**PROBLEM DETAILS:** Transcribe every entry word for word, leaving out all images.

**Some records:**
------------------------
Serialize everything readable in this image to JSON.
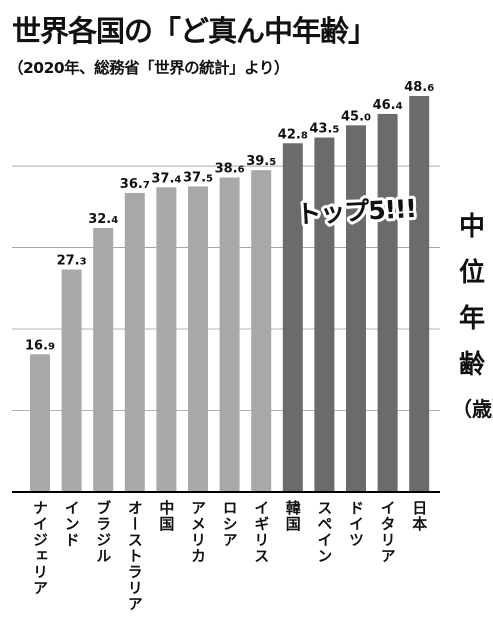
{
  "title": "世界各国の「ど真ん中年齢」",
  "subtitle": "（2020年、総務省「世界の統計」より）",
  "ylabel_chars": [
    "中",
    "位",
    "年",
    "齢"
  ],
  "unit": "（歳）",
  "callout": "トップ5!!!",
  "colors": {
    "top5": "#6b6b6b",
    "others": "#a8a8a8",
    "grid": "#9a9a9a",
    "text": "#111111"
  },
  "chart_data": {
    "type": "bar",
    "title": "世界各国の「ど真ん中年齢」",
    "subtitle": "（2020年、総務省「世界の統計」より）",
    "categories": [
      "ナイジェリア",
      "インド",
      "ブラジル",
      "オーストラリア",
      "中国",
      "アメリカ",
      "ロシア",
      "イギリス",
      "韓国",
      "スペイン",
      "ドイツ",
      "イタリア",
      "日本"
    ],
    "values": [
      16.9,
      27.3,
      32.4,
      36.7,
      37.4,
      37.5,
      38.6,
      39.5,
      42.8,
      43.5,
      45.0,
      46.4,
      48.6
    ],
    "highlighted": [
      "韓国",
      "スペイン",
      "ドイツ",
      "イタリア",
      "日本"
    ],
    "ylabel": "中位年齢（歳）",
    "ylim": [
      0,
      48.6
    ],
    "grid": true,
    "gridlines": [
      10,
      20,
      30,
      40
    ]
  }
}
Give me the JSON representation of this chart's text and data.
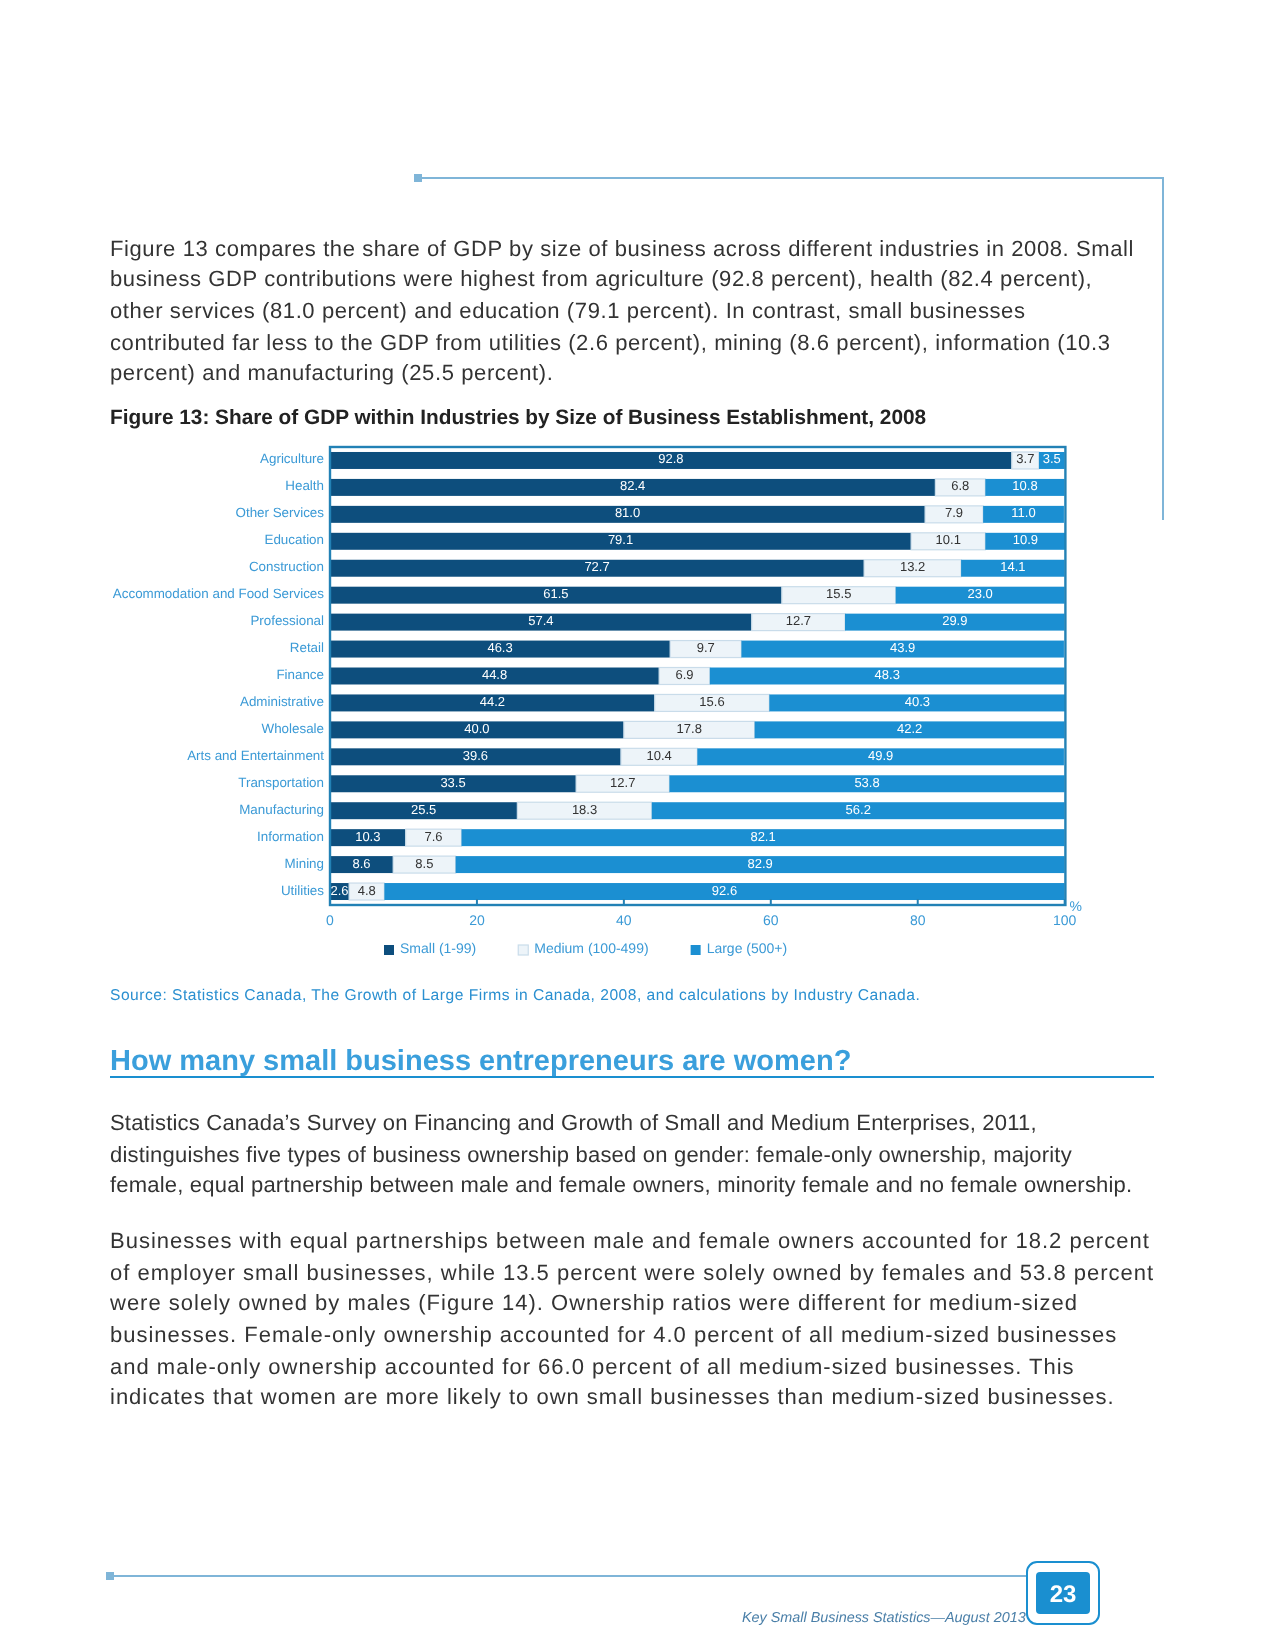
{
  "chart_data": {
    "type": "bar",
    "orientation": "horizontal",
    "stacked": true,
    "title": "Figure 13: Share of GDP within Industries by Size of Business Establishment, 2008",
    "xlabel": "%",
    "categories": [
      "Agriculture",
      "Health",
      "Other Services",
      "Education",
      "Construction",
      "Accommodation and Food Services",
      "Professional",
      "Retail",
      "Finance",
      "Administrative",
      "Wholesale",
      "Arts and Entertainment",
      "Transportation",
      "Manufacturing",
      "Information",
      "Mining",
      "Utilities"
    ],
    "series": [
      {
        "name": "Small (1-99)",
        "color": "#0d4e7d",
        "values": [
          92.8,
          82.4,
          81.0,
          79.1,
          72.7,
          61.5,
          57.4,
          46.3,
          44.8,
          44.2,
          40.0,
          39.6,
          33.5,
          25.5,
          10.3,
          8.6,
          2.6
        ],
        "value_labels": [
          "92.8",
          "82.4",
          "81.0",
          "79.1",
          "72.7",
          "61.5",
          "57.4",
          "46.3",
          "44.8",
          "44.2",
          "40.0",
          "39.6",
          "33.5",
          "25.5",
          "10.3",
          "8.6",
          "2.6"
        ]
      },
      {
        "name": "Medium (100-499)",
        "color": "#edf4f9",
        "values": [
          3.7,
          6.8,
          7.9,
          10.1,
          13.2,
          15.5,
          12.7,
          9.7,
          6.9,
          15.6,
          17.8,
          10.4,
          12.7,
          18.3,
          7.6,
          8.5,
          4.8
        ],
        "value_labels": [
          "3.7",
          "6.8",
          "7.9",
          "10.1",
          "13.2",
          "15.5",
          "12.7",
          "9.7",
          "6.9",
          "15.6",
          "17.8",
          "10.4",
          "12.7",
          "18.3",
          "7.6",
          "8.5",
          "4.8"
        ]
      },
      {
        "name": "Large (500+)",
        "color": "#1b8fd2",
        "values": [
          3.5,
          10.8,
          11.0,
          10.9,
          14.1,
          23.0,
          29.9,
          43.9,
          48.3,
          40.3,
          42.2,
          49.9,
          53.8,
          56.2,
          82.1,
          82.9,
          92.6
        ],
        "value_labels": [
          "3.5",
          "10.8",
          "11.0",
          "10.9",
          "14.1",
          "23.0",
          "29.9",
          "43.9",
          "48.3",
          "40.3",
          "42.2",
          "49.9",
          "53.8",
          "56.2",
          "82.1",
          "82.9",
          "92.6"
        ]
      }
    ],
    "xlim": [
      0,
      100.1
    ],
    "xticks": [
      0,
      20,
      40,
      60,
      80,
      100
    ],
    "legend": "bottom",
    "annotations": [
      "Figure 13 compares the share of GDP by size of business across different industries in 2008. Small business GDP contributions were highest from agriculture (92.8 percent), health (82.4 percent), other services (81.0 percent) and education (79.1 percent). In contrast, small businesses contributed far less to the GDP from utilities (2.6 percent), mining (8.6 percent), information (10.3 percent) and manufacturing (25.5 percent).",
      "Source: Statistics Canada, The Growth of Large Firms in Canada, 2008, and calculations by Industry Canada.",
      "How many small business entrepreneurs are women?",
      "Statistics Canada’s Survey on Financing and Growth of Small and Medium Enterprises, 2011, distinguishes five types of business ownership based on gender: female-only ownership, majority female, equal partnership between male and female owners, minority female and no female ownership.",
      "Businesses with equal partnerships between male and female owners accounted for 18.2 percent of employer small businesses, while 13.5 percent were solely owned by females and 53.8 percent were solely owned by males (Figure 14). Ownership ratios were different for medium-sized businesses. Female-only ownership accounted for 4.0 percent of all medium-sized businesses and male-only ownership accounted for 66.0 percent of all medium-sized businesses. This indicates that women are more likely to own small businesses than medium-sized businesses.",
      "Key Small Business Statistics—August 2013",
      "23"
    ]
  }
}
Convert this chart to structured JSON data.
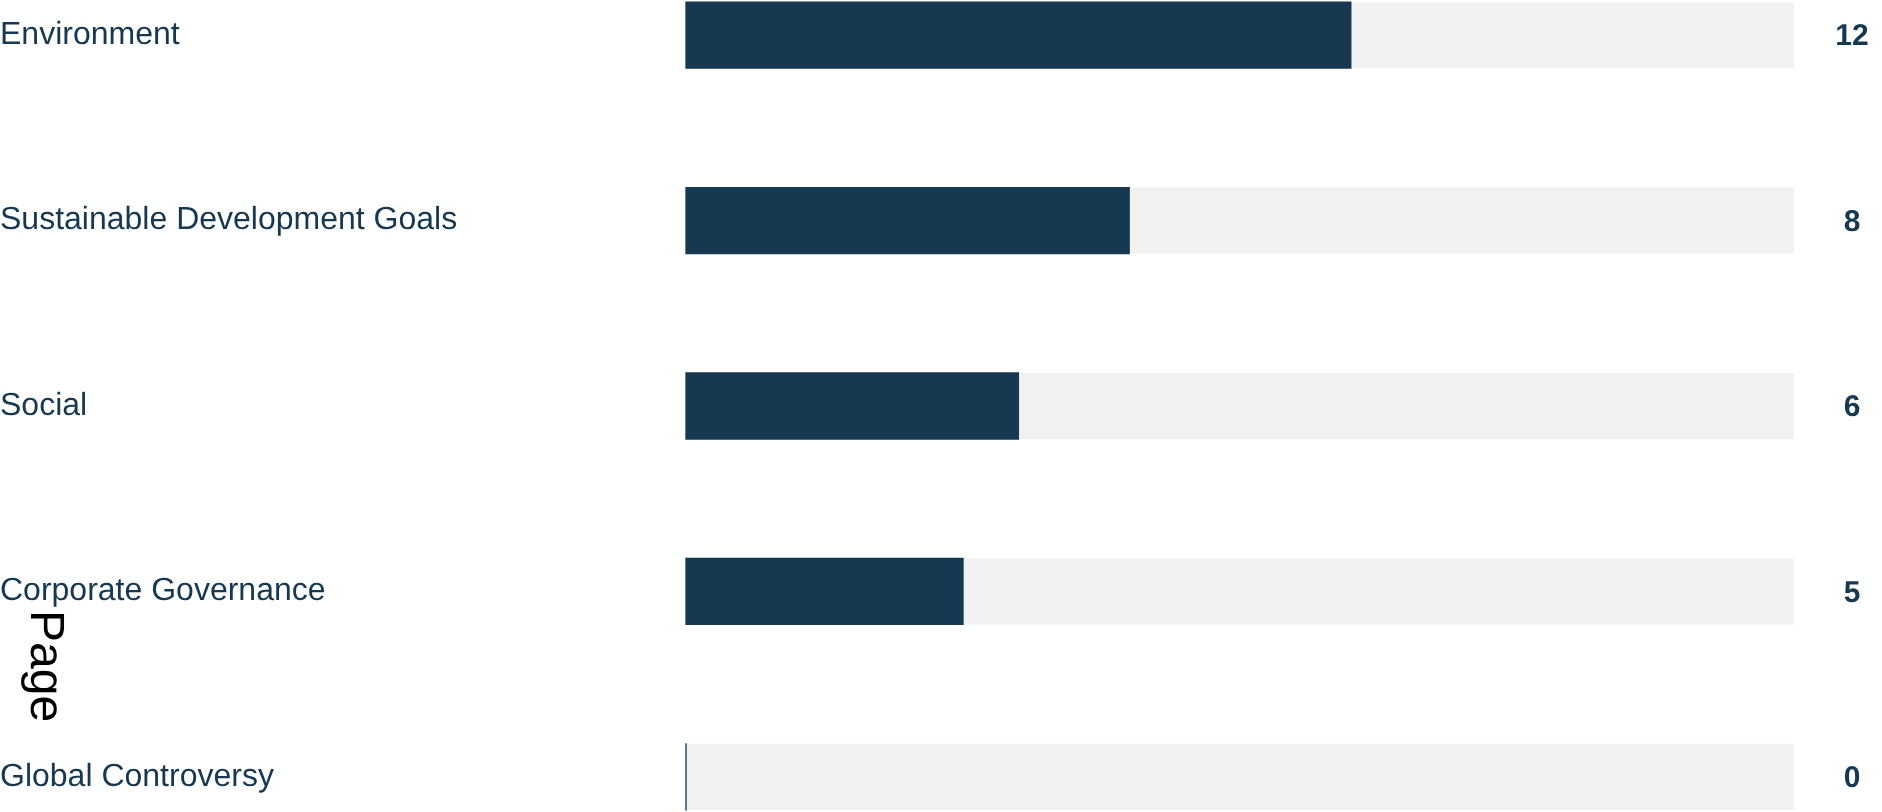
{
  "chart_data": {
    "type": "bar",
    "orientation": "horizontal",
    "categories": [
      "Environment",
      "Sustainable Development Goals",
      "Social",
      "Corporate Governance",
      "Global Controversy"
    ],
    "values": [
      12,
      8,
      6,
      5,
      0
    ],
    "color": "#163851",
    "xlim": [
      0,
      20
    ],
    "data_labels": true,
    "tick_labels": "y",
    "grid": false,
    "legend": false,
    "annotations": [
      "Page"
    ]
  }
}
------------------------
**FULL RESPONSE:**
Serialize everything readable in this image to JSON.
{
  "title": "世界各国の「ど真ん中年齢」",
  "subtitle": "（2020年、総務省「世界の統計」より）",
  "ylabel_chars": [
    "中",
    "位",
    "年",
    "齢"
  ],
  "unit": "（歳）",
  "callout": "トップ5!!!",
  "colors": {
    "top5": "#6b6b6b",
    "others": "#a8a8a8",
    "grid": "#9a9a9a",
    "text": "#111111"
  },
  "chart_data": {
    "type": "bar",
    "title": "世界各国の「ど真ん中年齢」",
    "subtitle": "（2020年、総務省「世界の統計」より）",
    "categories": [
      "ナイジェリア",
      "インド",
      "ブラジル",
      "オーストラリア",
      "中国",
      "アメリカ",
      "ロシア",
      "イギリス",
      "韓国",
      "スペイン",
      "ドイツ",
      "イタリア",
      "日本"
    ],
    "values": [
      16.9,
      27.3,
      32.4,
      36.7,
      37.4,
      37.5,
      38.6,
      39.5,
      42.8,
      43.5,
      45.0,
      46.4,
      48.6
    ],
    "highlighted": [
      "韓国",
      "スペイン",
      "ドイツ",
      "イタリア",
      "日本"
    ],
    "ylabel": "中位年齢（歳）",
    "ylim": [
      0,
      48.6
    ],
    "grid": true,
    "gridlines": [
      10,
      20,
      30,
      40
    ]
  }
}
Give me the JSON representation of this chart's text and data.
{
  "chart_data": {
    "type": "bar",
    "orientation": "horizontal",
    "stacked": true,
    "title": "Figure 13: Share of GDP within Industries by Size of Business Establishment, 2008",
    "xlabel": "%",
    "categories": [
      "Agriculture",
      "Health",
      "Other Services",
      "Education",
      "Construction",
      "Accommodation and Food Services",
      "Professional",
      "Retail",
      "Finance",
      "Administrative",
      "Wholesale",
      "Arts and Entertainment",
      "Transportation",
      "Manufacturing",
      "Information",
      "Mining",
      "Utilities"
    ],
    "series": [
      {
        "name": "Small (1-99)",
        "color": "#0d4e7d",
        "values": [
          92.8,
          82.4,
          81.0,
          79.1,
          72.7,
          61.5,
          57.4,
          46.3,
          44.8,
          44.2,
          40.0,
          39.6,
          33.5,
          25.5,
          10.3,
          8.6,
          2.6
        ],
        "value_labels": [
          "92.8",
          "82.4",
          "81.0",
          "79.1",
          "72.7",
          "61.5",
          "57.4",
          "46.3",
          "44.8",
          "44.2",
          "40.0",
          "39.6",
          "33.5",
          "25.5",
          "10.3",
          "8.6",
          "2.6"
        ]
      },
      {
        "name": "Medium (100-499)",
        "color": "#edf4f9",
        "values": [
          3.7,
          6.8,
          7.9,
          10.1,
          13.2,
          15.5,
          12.7,
          9.7,
          6.9,
          15.6,
          17.8,
          10.4,
          12.7,
          18.3,
          7.6,
          8.5,
          4.8
        ],
        "value_labels": [
          "3.7",
          "6.8",
          "7.9",
          "10.1",
          "13.2",
          "15.5",
          "12.7",
          "9.7",
          "6.9",
          "15.6",
          "17.8",
          "10.4",
          "12.7",
          "18.3",
          "7.6",
          "8.5",
          "4.8"
        ]
      },
      {
        "name": "Large (500+)",
        "color": "#1b8fd2",
        "values": [
          3.5,
          10.8,
          11.0,
          10.9,
          14.1,
          23.0,
          29.9,
          43.9,
          48.3,
          40.3,
          42.2,
          49.9,
          53.8,
          56.2,
          82.1,
          82.9,
          92.6
        ],
        "value_labels": [
          "3.5",
          "10.8",
          "11.0",
          "10.9",
          "14.1",
          "23.0",
          "29.9",
          "43.9",
          "48.3",
          "40.3",
          "42.2",
          "49.9",
          "53.8",
          "56.2",
          "82.1",
          "82.9",
          "92.6"
        ]
      }
    ],
    "xlim": [
      0,
      100.1
    ],
    "xticks": [
      0,
      20,
      40,
      60,
      80,
      100
    ],
    "legend": "bottom",
    "annotations": [
      "Figure 13 compares the share of GDP by size of business across different industries in 2008. Small business GDP contributions were highest from agriculture (92.8 percent), health (82.4 percent), other services (81.0 percent) and education (79.1 percent). In contrast, small businesses contributed far less to the GDP from utilities (2.6 percent), mining (8.6 percent), information (10.3 percent) and manufacturing (25.5 percent).",
      "Source: Statistics Canada, The Growth of Large Firms in Canada, 2008, and calculations by Industry Canada.",
      "How many small business entrepreneurs are women?",
      "Statistics Canada’s Survey on Financing and Growth of Small and Medium Enterprises, 2011, distinguishes five types of business ownership based on gender: female-only ownership, majority female, equal partnership between male and female owners, minority female and no female ownership.",
      "Businesses with equal partnerships between male and female owners accounted for 18.2 percent of employer small businesses, while 13.5 percent were solely owned by females and 53.8 percent were solely owned by males (Figure 14). Ownership ratios were different for medium-sized businesses. Female-only ownership accounted for 4.0 percent of all medium-sized businesses and male-only ownership accounted for 66.0 percent of all medium-sized businesses. This indicates that women are more likely to own small businesses than medium-sized businesses.",
      "Key Small Business Statistics—August 2013",
      "23"
    ]
  }
}
Convert this chart to structured JSON data.
{
  "chart_data": {
    "type": "bar",
    "orientation": "horizontal",
    "categories": [
      "Environment",
      "Sustainable Development Goals",
      "Social",
      "Corporate Governance",
      "Global Controversy"
    ],
    "values": [
      12,
      8,
      6,
      5,
      0
    ],
    "color": "#163851",
    "xlim": [
      0,
      20
    ],
    "data_labels": true,
    "tick_labels": "y",
    "grid": false,
    "legend": false,
    "annotations": [
      "Page"
    ]
  }
}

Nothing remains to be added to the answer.